Return all lines from the listing below in which the string "date" occurs.

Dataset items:

--- --- ---

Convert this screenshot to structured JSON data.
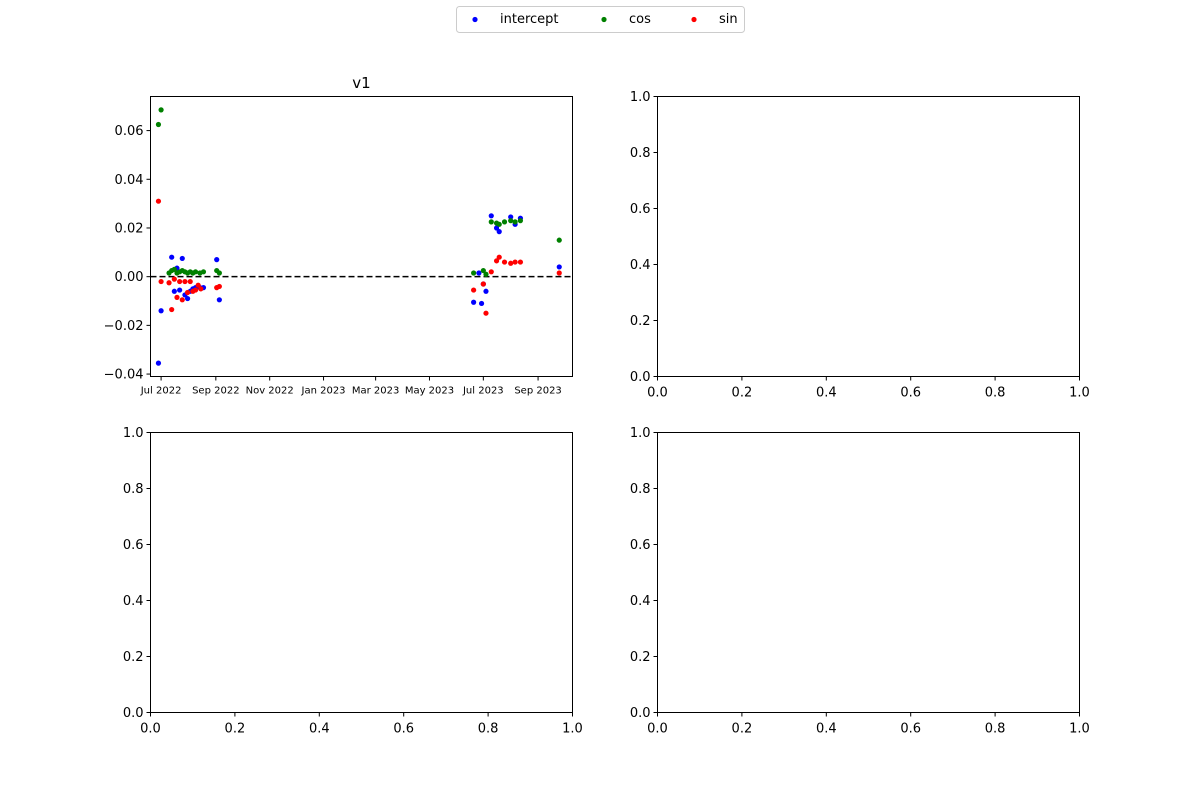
{
  "legend": {
    "placement": "top-center",
    "items": [
      {
        "label": "intercept",
        "color": "#0000ff"
      },
      {
        "label": "cos",
        "color": "#008000"
      },
      {
        "label": "sin",
        "color": "#ff0000"
      }
    ]
  },
  "chart_data": [
    {
      "type": "scatter",
      "title": "v1",
      "xlabel": "",
      "ylabel": "",
      "x_axis_type": "date",
      "xlim": [
        "2022-06-19",
        "2023-10-10"
      ],
      "ylim": [
        -0.041,
        0.074
      ],
      "x_ticks": [
        {
          "date": "2022-07-01",
          "label": "Jul 2022"
        },
        {
          "date": "2022-09-01",
          "label": "Sep 2022"
        },
        {
          "date": "2022-11-01",
          "label": "Nov 2022"
        },
        {
          "date": "2023-01-01",
          "label": "Jan 2023"
        },
        {
          "date": "2023-03-01",
          "label": "Mar 2023"
        },
        {
          "date": "2023-05-01",
          "label": "May 2023"
        },
        {
          "date": "2023-07-01",
          "label": "Jul 2023"
        },
        {
          "date": "2023-09-01",
          "label": "Sep 2023"
        }
      ],
      "y_ticks": [
        {
          "value": -0.04,
          "label": "−0.04"
        },
        {
          "value": -0.02,
          "label": "−0.02"
        },
        {
          "value": 0.0,
          "label": "0.00"
        },
        {
          "value": 0.02,
          "label": "0.02"
        },
        {
          "value": 0.04,
          "label": "0.04"
        },
        {
          "value": 0.06,
          "label": "0.06"
        }
      ],
      "reference_line": {
        "y": 0,
        "style": "dashed",
        "color": "#000000"
      },
      "series": [
        {
          "name": "intercept",
          "color": "#0000ff",
          "points": [
            {
              "x": "2022-06-28",
              "y": -0.0355
            },
            {
              "x": "2022-07-01",
              "y": -0.014
            },
            {
              "x": "2022-07-13",
              "y": 0.008
            },
            {
              "x": "2022-07-16",
              "y": -0.006
            },
            {
              "x": "2022-07-19",
              "y": 0.0035
            },
            {
              "x": "2022-07-22",
              "y": -0.0055
            },
            {
              "x": "2022-07-25",
              "y": 0.0075
            },
            {
              "x": "2022-07-28",
              "y": -0.0075
            },
            {
              "x": "2022-07-31",
              "y": -0.009
            },
            {
              "x": "2022-08-03",
              "y": -0.006
            },
            {
              "x": "2022-08-06",
              "y": -0.005
            },
            {
              "x": "2022-08-09",
              "y": -0.0045
            },
            {
              "x": "2022-08-14",
              "y": -0.0045
            },
            {
              "x": "2022-08-18",
              "y": -0.0045
            },
            {
              "x": "2022-09-02",
              "y": 0.007
            },
            {
              "x": "2022-09-05",
              "y": -0.0095
            },
            {
              "x": "2023-06-20",
              "y": -0.0105
            },
            {
              "x": "2023-06-26",
              "y": 0.0015
            },
            {
              "x": "2023-06-29",
              "y": -0.011
            },
            {
              "x": "2023-07-01",
              "y": -0.003
            },
            {
              "x": "2023-07-04",
              "y": -0.006
            },
            {
              "x": "2023-07-10",
              "y": 0.025
            },
            {
              "x": "2023-07-16",
              "y": 0.02
            },
            {
              "x": "2023-07-19",
              "y": 0.0185
            },
            {
              "x": "2023-08-01",
              "y": 0.0245
            },
            {
              "x": "2023-08-06",
              "y": 0.0215
            },
            {
              "x": "2023-08-12",
              "y": 0.024
            },
            {
              "x": "2023-09-25",
              "y": 0.004
            }
          ]
        },
        {
          "name": "cos",
          "color": "#008000",
          "points": [
            {
              "x": "2022-06-28",
              "y": 0.0625
            },
            {
              "x": "2022-07-01",
              "y": 0.0685
            },
            {
              "x": "2022-07-10",
              "y": 0.0015
            },
            {
              "x": "2022-07-13",
              "y": 0.0025
            },
            {
              "x": "2022-07-16",
              "y": 0.003
            },
            {
              "x": "2022-07-19",
              "y": 0.0015
            },
            {
              "x": "2022-07-22",
              "y": 0.002
            },
            {
              "x": "2022-07-25",
              "y": 0.0025
            },
            {
              "x": "2022-07-28",
              "y": 0.002
            },
            {
              "x": "2022-07-31",
              "y": 0.0015
            },
            {
              "x": "2022-08-03",
              "y": 0.002
            },
            {
              "x": "2022-08-06",
              "y": 0.0015
            },
            {
              "x": "2022-08-09",
              "y": 0.002
            },
            {
              "x": "2022-08-14",
              "y": 0.0015
            },
            {
              "x": "2022-08-18",
              "y": 0.002
            },
            {
              "x": "2022-09-02",
              "y": 0.0025
            },
            {
              "x": "2022-09-05",
              "y": 0.0015
            },
            {
              "x": "2023-06-20",
              "y": 0.0015
            },
            {
              "x": "2023-07-01",
              "y": 0.0025
            },
            {
              "x": "2023-07-04",
              "y": 0.001
            },
            {
              "x": "2023-07-10",
              "y": 0.0225
            },
            {
              "x": "2023-07-16",
              "y": 0.022
            },
            {
              "x": "2023-07-19",
              "y": 0.0215
            },
            {
              "x": "2023-07-25",
              "y": 0.0225
            },
            {
              "x": "2023-08-01",
              "y": 0.023
            },
            {
              "x": "2023-08-06",
              "y": 0.0225
            },
            {
              "x": "2023-08-12",
              "y": 0.023
            },
            {
              "x": "2023-09-25",
              "y": 0.015
            }
          ]
        },
        {
          "name": "sin",
          "color": "#ff0000",
          "points": [
            {
              "x": "2022-06-28",
              "y": 0.031
            },
            {
              "x": "2022-07-01",
              "y": -0.002
            },
            {
              "x": "2022-07-10",
              "y": -0.0025
            },
            {
              "x": "2022-07-13",
              "y": -0.0135
            },
            {
              "x": "2022-07-16",
              "y": -0.001
            },
            {
              "x": "2022-07-19",
              "y": -0.0085
            },
            {
              "x": "2022-07-22",
              "y": -0.002
            },
            {
              "x": "2022-07-25",
              "y": -0.0095
            },
            {
              "x": "2022-07-28",
              "y": -0.002
            },
            {
              "x": "2022-07-31",
              "y": -0.0065
            },
            {
              "x": "2022-08-03",
              "y": -0.002
            },
            {
              "x": "2022-08-06",
              "y": -0.006
            },
            {
              "x": "2022-08-09",
              "y": -0.0055
            },
            {
              "x": "2022-08-12",
              "y": -0.0035
            },
            {
              "x": "2022-08-15",
              "y": -0.005
            },
            {
              "x": "2022-09-02",
              "y": -0.0045
            },
            {
              "x": "2022-09-05",
              "y": -0.004
            },
            {
              "x": "2023-06-20",
              "y": -0.0055
            },
            {
              "x": "2023-07-01",
              "y": -0.003
            },
            {
              "x": "2023-07-04",
              "y": -0.015
            },
            {
              "x": "2023-07-10",
              "y": 0.002
            },
            {
              "x": "2023-07-16",
              "y": 0.0065
            },
            {
              "x": "2023-07-19",
              "y": 0.008
            },
            {
              "x": "2023-07-25",
              "y": 0.006
            },
            {
              "x": "2023-08-01",
              "y": 0.0055
            },
            {
              "x": "2023-08-06",
              "y": 0.006
            },
            {
              "x": "2023-08-12",
              "y": 0.006
            },
            {
              "x": "2023-09-25",
              "y": 0.0015
            }
          ]
        }
      ]
    },
    {
      "type": "scatter",
      "title": "",
      "xlim": [
        0,
        1
      ],
      "ylim": [
        0,
        1
      ],
      "x_ticks": [
        {
          "value": 0,
          "label": "0.0"
        },
        {
          "value": 0.2,
          "label": "0.2"
        },
        {
          "value": 0.4,
          "label": "0.4"
        },
        {
          "value": 0.6,
          "label": "0.6"
        },
        {
          "value": 0.8,
          "label": "0.8"
        },
        {
          "value": 1,
          "label": "1.0"
        }
      ],
      "y_ticks": [
        {
          "value": 0,
          "label": "0.0"
        },
        {
          "value": 0.2,
          "label": "0.2"
        },
        {
          "value": 0.4,
          "label": "0.4"
        },
        {
          "value": 0.6,
          "label": "0.6"
        },
        {
          "value": 0.8,
          "label": "0.8"
        },
        {
          "value": 1,
          "label": "1.0"
        }
      ],
      "series": []
    },
    {
      "type": "scatter",
      "title": "",
      "xlim": [
        0,
        1
      ],
      "ylim": [
        0,
        1
      ],
      "x_ticks": [
        {
          "value": 0,
          "label": "0.0"
        },
        {
          "value": 0.2,
          "label": "0.2"
        },
        {
          "value": 0.4,
          "label": "0.4"
        },
        {
          "value": 0.6,
          "label": "0.6"
        },
        {
          "value": 0.8,
          "label": "0.8"
        },
        {
          "value": 1,
          "label": "1.0"
        }
      ],
      "y_ticks": [
        {
          "value": 0,
          "label": "0.0"
        },
        {
          "value": 0.2,
          "label": "0.2"
        },
        {
          "value": 0.4,
          "label": "0.4"
        },
        {
          "value": 0.6,
          "label": "0.6"
        },
        {
          "value": 0.8,
          "label": "0.8"
        },
        {
          "value": 1,
          "label": "1.0"
        }
      ],
      "series": []
    },
    {
      "type": "scatter",
      "title": "",
      "xlim": [
        0,
        1
      ],
      "ylim": [
        0,
        1
      ],
      "x_ticks": [
        {
          "value": 0,
          "label": "0.0"
        },
        {
          "value": 0.2,
          "label": "0.2"
        },
        {
          "value": 0.4,
          "label": "0.4"
        },
        {
          "value": 0.6,
          "label": "0.6"
        },
        {
          "value": 0.8,
          "label": "0.8"
        },
        {
          "value": 1,
          "label": "1.0"
        }
      ],
      "y_ticks": [
        {
          "value": 0,
          "label": "0.0"
        },
        {
          "value": 0.2,
          "label": "0.2"
        },
        {
          "value": 0.4,
          "label": "0.4"
        },
        {
          "value": 0.6,
          "label": "0.6"
        },
        {
          "value": 0.8,
          "label": "0.8"
        },
        {
          "value": 1,
          "label": "1.0"
        }
      ],
      "series": []
    }
  ]
}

--- --- ---

• [WRITTEN REPLY]:
      "x_axis_type": "date",
          "date": "2022-07-01",
          "date": "2022-09-01",
          "date": "2022-11-01",
          "date": "2023-01-01",
          "date": "2023-03-01",
          "date": "2023-05-01",
          "date": "2023-07-01",
          "date": "2023-09-01",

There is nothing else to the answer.